▶ _Dataset items_:
******

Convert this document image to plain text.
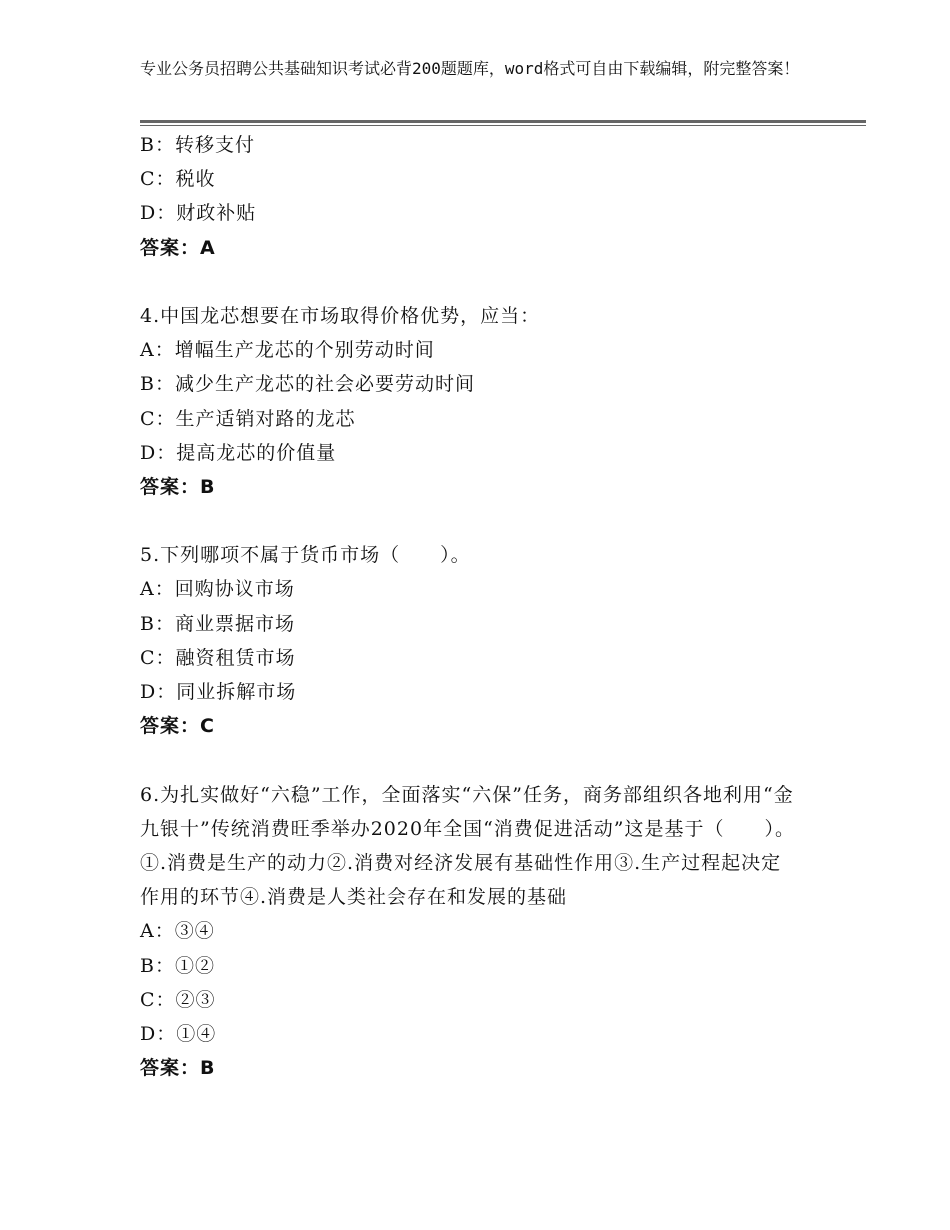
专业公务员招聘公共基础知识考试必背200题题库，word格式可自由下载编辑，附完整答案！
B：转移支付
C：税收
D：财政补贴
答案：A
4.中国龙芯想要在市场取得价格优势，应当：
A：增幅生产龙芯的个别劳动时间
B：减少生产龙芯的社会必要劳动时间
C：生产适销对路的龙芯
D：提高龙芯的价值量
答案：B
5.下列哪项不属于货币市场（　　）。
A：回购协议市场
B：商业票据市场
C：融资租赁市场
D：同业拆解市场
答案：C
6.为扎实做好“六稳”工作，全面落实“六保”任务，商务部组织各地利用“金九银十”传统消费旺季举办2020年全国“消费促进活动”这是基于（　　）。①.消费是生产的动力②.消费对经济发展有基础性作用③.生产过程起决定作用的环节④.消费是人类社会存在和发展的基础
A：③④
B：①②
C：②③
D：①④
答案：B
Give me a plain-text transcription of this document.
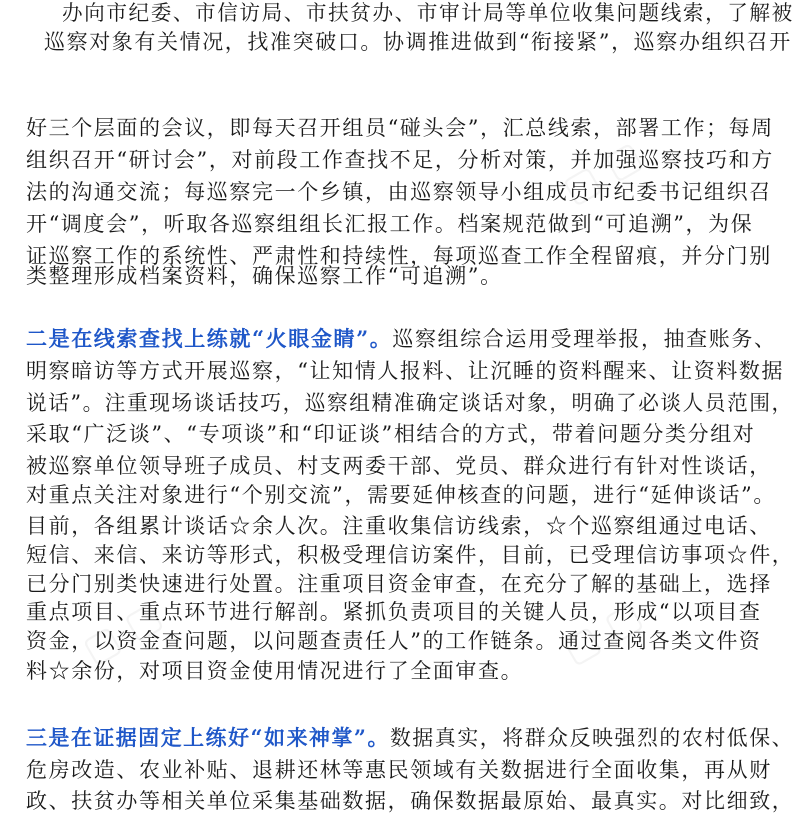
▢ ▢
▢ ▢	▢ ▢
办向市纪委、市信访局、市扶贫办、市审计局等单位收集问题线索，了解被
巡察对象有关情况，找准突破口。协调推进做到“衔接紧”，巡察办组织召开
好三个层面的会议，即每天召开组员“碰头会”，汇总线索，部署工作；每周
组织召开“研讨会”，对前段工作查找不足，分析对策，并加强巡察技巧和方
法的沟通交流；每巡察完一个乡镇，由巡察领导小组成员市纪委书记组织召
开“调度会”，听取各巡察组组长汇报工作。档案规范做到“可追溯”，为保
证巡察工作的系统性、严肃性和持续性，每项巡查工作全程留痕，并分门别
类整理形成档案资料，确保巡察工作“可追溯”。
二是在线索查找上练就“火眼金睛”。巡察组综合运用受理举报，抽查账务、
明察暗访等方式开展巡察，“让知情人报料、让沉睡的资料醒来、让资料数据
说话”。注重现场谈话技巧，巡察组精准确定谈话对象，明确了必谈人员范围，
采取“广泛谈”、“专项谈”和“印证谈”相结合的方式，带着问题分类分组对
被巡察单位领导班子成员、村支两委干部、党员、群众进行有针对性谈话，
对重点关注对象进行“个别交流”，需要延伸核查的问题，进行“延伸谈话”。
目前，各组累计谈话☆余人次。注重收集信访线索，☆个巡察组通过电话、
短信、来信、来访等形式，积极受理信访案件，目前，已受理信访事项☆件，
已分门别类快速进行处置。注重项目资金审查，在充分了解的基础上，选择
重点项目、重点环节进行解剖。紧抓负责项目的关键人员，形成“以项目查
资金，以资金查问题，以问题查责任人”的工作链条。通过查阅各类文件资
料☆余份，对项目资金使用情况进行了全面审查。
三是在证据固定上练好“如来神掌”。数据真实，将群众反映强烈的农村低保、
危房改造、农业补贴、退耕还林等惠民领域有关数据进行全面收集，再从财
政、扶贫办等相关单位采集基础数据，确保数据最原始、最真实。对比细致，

******

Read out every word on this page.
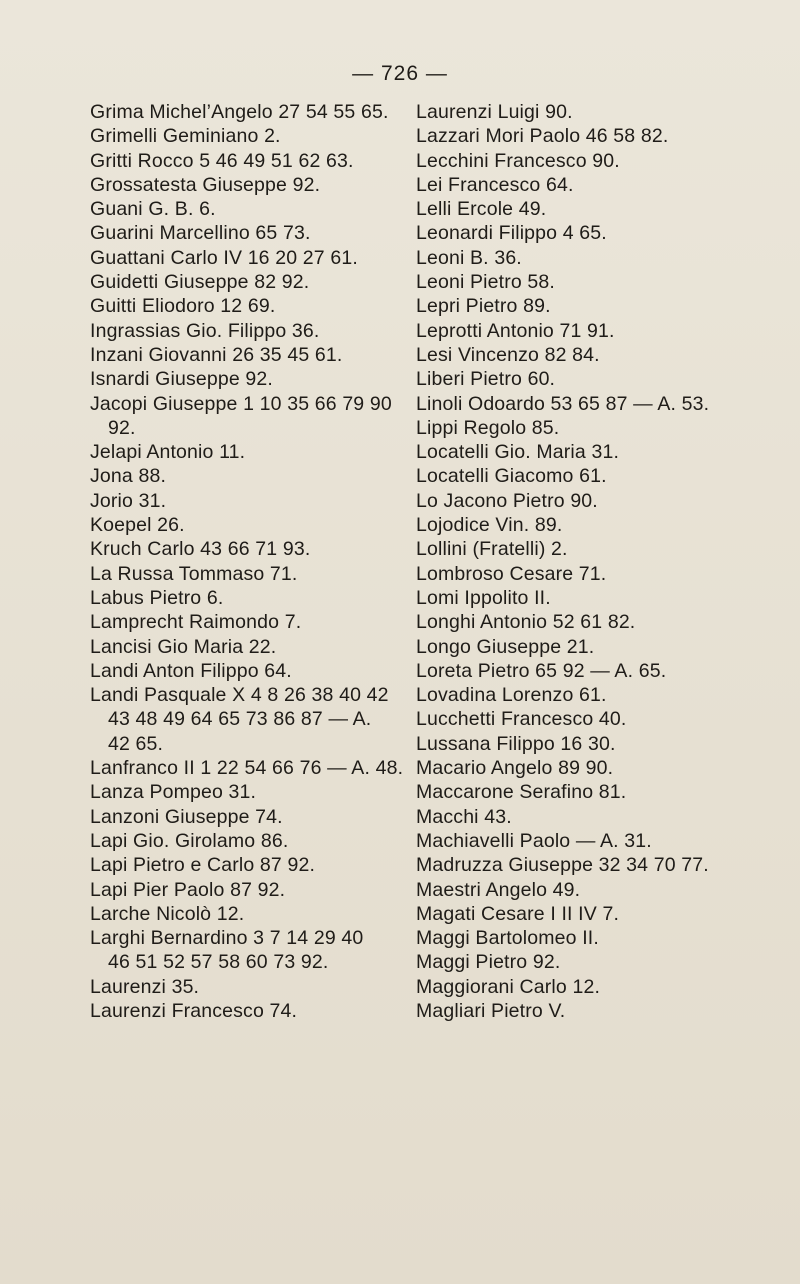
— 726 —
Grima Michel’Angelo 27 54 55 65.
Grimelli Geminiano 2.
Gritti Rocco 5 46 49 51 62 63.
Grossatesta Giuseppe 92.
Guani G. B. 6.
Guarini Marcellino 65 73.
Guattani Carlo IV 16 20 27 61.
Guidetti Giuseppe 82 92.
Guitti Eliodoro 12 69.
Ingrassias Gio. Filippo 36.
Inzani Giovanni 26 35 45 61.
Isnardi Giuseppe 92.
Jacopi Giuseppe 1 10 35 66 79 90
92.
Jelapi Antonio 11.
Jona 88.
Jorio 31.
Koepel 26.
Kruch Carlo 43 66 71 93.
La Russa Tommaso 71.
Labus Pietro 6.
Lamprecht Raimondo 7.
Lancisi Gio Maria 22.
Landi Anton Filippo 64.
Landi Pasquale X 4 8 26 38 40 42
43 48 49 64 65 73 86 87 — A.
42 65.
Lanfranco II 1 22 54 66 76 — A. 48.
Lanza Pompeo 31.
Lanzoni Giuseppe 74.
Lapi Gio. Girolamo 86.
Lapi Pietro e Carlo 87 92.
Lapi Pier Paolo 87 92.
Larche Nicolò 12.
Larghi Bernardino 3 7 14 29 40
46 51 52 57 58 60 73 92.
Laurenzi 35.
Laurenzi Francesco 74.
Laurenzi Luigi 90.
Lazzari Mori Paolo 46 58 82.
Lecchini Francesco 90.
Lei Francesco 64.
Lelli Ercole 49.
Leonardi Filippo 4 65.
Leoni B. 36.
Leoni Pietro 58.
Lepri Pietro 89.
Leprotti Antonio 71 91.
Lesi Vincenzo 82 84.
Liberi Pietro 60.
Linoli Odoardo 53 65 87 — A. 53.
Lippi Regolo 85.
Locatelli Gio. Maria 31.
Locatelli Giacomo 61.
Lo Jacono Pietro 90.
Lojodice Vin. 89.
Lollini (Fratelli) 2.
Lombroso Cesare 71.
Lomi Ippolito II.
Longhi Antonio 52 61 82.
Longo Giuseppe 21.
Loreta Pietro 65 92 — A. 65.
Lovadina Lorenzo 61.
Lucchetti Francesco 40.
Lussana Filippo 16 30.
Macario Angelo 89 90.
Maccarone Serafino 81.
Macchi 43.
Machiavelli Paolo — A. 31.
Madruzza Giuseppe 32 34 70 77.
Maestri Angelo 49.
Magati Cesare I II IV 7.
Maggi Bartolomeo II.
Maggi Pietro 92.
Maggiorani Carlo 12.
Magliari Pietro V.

******

▶ _Given problem_:
Gather up every line in the data above that contains the word "text", copying each one.

▶ _Completed exercise_:
Convert this document image to plain text.
Give me a plain-text transcription of this document.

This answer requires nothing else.